Return all of the entries word for word, but omit the pictures they contain.

※ ※ ※

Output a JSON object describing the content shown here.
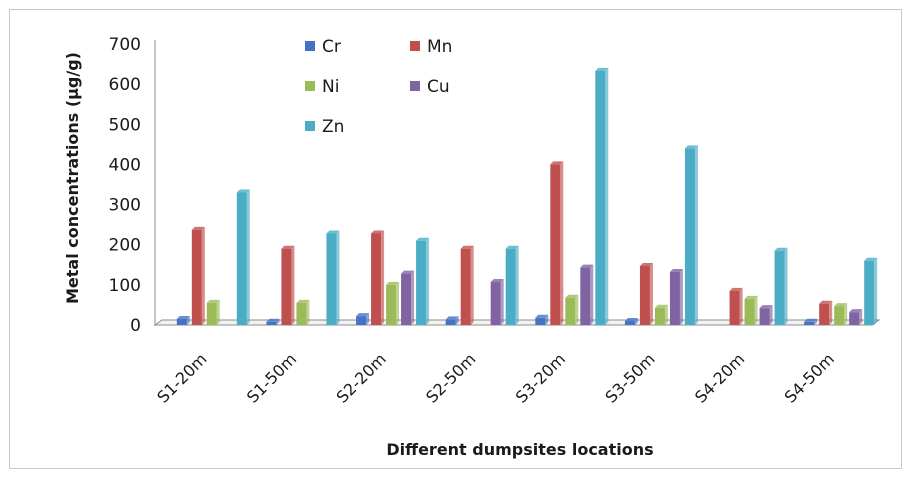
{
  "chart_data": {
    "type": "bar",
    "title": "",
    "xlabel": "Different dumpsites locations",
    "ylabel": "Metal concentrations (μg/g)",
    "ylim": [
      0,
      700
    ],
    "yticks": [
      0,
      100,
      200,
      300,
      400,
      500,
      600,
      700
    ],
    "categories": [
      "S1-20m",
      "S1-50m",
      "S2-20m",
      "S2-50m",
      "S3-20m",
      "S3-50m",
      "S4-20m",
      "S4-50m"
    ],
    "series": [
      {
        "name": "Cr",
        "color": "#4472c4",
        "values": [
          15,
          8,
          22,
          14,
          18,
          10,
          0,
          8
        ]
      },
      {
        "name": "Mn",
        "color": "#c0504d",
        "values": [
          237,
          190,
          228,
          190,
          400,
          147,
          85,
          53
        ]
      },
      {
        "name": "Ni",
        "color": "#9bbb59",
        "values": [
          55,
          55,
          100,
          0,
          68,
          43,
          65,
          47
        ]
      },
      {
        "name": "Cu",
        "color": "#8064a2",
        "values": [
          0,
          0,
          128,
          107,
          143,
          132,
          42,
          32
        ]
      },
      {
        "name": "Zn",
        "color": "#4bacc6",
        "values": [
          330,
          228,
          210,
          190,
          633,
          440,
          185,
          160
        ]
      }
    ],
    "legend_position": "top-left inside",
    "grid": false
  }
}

※ ※ ※

* **WORKED SOLUTION**
Output a JSON object describing the content shown here.
{
  "chart_data": {
    "type": "bar",
    "title": "",
    "xlabel": "Different dumpsites locations",
    "ylabel": "Metal concentrations (μg/g)",
    "ylim": [
      0,
      700
    ],
    "yticks": [
      0,
      100,
      200,
      300,
      400,
      500,
      600,
      700
    ],
    "categories": [
      "S1-20m",
      "S1-50m",
      "S2-20m",
      "S2-50m",
      "S3-20m",
      "S3-50m",
      "S4-20m",
      "S4-50m"
    ],
    "series": [
      {
        "name": "Cr",
        "color": "#4472c4",
        "values": [
          15,
          8,
          22,
          14,
          18,
          10,
          0,
          8
        ]
      },
      {
        "name": "Mn",
        "color": "#c0504d",
        "values": [
          237,
          190,
          228,
          190,
          400,
          147,
          85,
          53
        ]
      },
      {
        "name": "Ni",
        "color": "#9bbb59",
        "values": [
          55,
          55,
          100,
          0,
          68,
          43,
          65,
          47
        ]
      },
      {
        "name": "Cu",
        "color": "#8064a2",
        "values": [
          0,
          0,
          128,
          107,
          143,
          132,
          42,
          32
        ]
      },
      {
        "name": "Zn",
        "color": "#4bacc6",
        "values": [
          330,
          228,
          210,
          190,
          633,
          440,
          185,
          160
        ]
      }
    ],
    "legend_position": "top-left inside",
    "grid": false
  }
}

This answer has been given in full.